(Collected data entries)
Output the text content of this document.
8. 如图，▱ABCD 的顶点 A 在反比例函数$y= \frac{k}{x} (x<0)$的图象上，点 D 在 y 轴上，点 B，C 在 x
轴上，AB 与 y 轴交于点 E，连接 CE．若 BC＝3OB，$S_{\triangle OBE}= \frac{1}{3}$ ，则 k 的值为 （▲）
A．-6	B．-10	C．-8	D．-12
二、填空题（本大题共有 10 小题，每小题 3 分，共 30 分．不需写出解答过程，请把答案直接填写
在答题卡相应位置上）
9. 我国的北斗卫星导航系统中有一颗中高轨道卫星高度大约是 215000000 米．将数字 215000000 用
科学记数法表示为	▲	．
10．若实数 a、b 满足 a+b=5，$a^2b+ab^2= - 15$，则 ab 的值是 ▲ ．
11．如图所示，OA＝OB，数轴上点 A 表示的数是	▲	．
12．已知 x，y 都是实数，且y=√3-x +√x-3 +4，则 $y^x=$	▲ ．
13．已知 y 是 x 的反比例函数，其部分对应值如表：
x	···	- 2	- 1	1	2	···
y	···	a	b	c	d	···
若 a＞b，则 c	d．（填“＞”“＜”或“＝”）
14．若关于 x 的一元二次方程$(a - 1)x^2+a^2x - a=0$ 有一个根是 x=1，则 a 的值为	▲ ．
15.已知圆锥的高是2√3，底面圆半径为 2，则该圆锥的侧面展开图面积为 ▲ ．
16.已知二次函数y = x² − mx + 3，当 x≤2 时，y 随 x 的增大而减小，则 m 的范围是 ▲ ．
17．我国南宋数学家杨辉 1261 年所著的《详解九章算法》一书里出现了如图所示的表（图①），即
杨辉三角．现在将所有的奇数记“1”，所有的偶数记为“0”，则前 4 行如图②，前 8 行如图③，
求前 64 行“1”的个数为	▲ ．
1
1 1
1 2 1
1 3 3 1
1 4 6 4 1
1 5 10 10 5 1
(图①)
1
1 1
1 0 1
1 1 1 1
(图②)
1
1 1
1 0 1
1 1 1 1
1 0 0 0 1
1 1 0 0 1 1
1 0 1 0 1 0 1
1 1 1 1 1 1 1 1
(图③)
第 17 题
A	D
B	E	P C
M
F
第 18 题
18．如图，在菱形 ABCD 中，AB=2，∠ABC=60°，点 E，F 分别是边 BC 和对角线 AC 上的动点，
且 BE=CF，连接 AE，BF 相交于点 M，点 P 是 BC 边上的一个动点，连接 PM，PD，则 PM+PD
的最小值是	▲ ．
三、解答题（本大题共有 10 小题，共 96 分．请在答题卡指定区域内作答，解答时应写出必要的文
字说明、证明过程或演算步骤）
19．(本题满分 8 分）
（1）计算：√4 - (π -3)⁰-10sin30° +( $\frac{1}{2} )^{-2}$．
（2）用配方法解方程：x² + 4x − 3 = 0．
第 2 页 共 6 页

- **Problem statement**:
The lines above should be duplicated exactly.

- **Written reply**:
Output the text content of this document.
8. 如图，▱ABCD 的顶点 A 在反比例函数$y= \frac{k}{x} (x<0)$的图象上，点 D 在 y 轴上，点 B，C 在 x
轴上，AB 与 y 轴交于点 E，连接 CE．若 BC＝3OB，$S_{\triangle OBE}= \frac{1}{3}$ ，则 k 的值为 （▲）
A．-6	B．-10	C．-8	D．-12
二、填空题（本大题共有 10 小题，每小题 3 分，共 30 分．不需写出解答过程，请把答案直接填写
在答题卡相应位置上）
9. 我国的北斗卫星导航系统中有一颗中高轨道卫星高度大约是 215000000 米．将数字 215000000 用
科学记数法表示为	▲	．
10．若实数 a、b 满足 a+b=5，$a^2b+ab^2= - 15$，则 ab 的值是 ▲ ．
11．如图所示，OA＝OB，数轴上点 A 表示的数是	▲	．
12．已知 x，y 都是实数，且y=√3-x +√x-3 +4，则 $y^x=$	▲ ．
13．已知 y 是 x 的反比例函数，其部分对应值如表：
x	···	- 2	- 1	1	2	···
y	···	a	b	c	d	···
若 a＞b，则 c	d．（填“＞”“＜”或“＝”）
14．若关于 x 的一元二次方程$(a - 1)x^2+a^2x - a=0$ 有一个根是 x=1，则 a 的值为	▲ ．
15.已知圆锥的高是2√3，底面圆半径为 2，则该圆锥的侧面展开图面积为 ▲ ．
16.已知二次函数y = x² − mx + 3，当 x≤2 时，y 随 x 的增大而减小，则 m 的范围是 ▲ ．
17．我国南宋数学家杨辉 1261 年所著的《详解九章算法》一书里出现了如图所示的表（图①），即
杨辉三角．现在将所有的奇数记“1”，所有的偶数记为“0”，则前 4 行如图②，前 8 行如图③，
求前 64 行“1”的个数为	▲ ．
1
1 1
1 2 1
1 3 3 1
1 4 6 4 1
1 5 10 10 5 1
(图①)
1
1 1
1 0 1
1 1 1 1
(图②)
1
1 1
1 0 1
1 1 1 1
1 0 0 0 1
1 1 0 0 1 1
1 0 1 0 1 0 1
1 1 1 1 1 1 1 1
(图③)
第 17 题
A	D
B	E	P C
M
F
第 18 题
18．如图，在菱形 ABCD 中，AB=2，∠ABC=60°，点 E，F 分别是边 BC 和对角线 AC 上的动点，
且 BE=CF，连接 AE，BF 相交于点 M，点 P 是 BC 边上的一个动点，连接 PM，PD，则 PM+PD
的最小值是	▲ ．
三、解答题（本大题共有 10 小题，共 96 分．请在答题卡指定区域内作答，解答时应写出必要的文
字说明、证明过程或演算步骤）
19．(本题满分 8 分）
（1）计算：√4 - (π -3)⁰-10sin30° +( $\frac{1}{2} )^{-2}$．
（2）用配方法解方程：x² + 4x − 3 = 0．
第 2 页 共 6 页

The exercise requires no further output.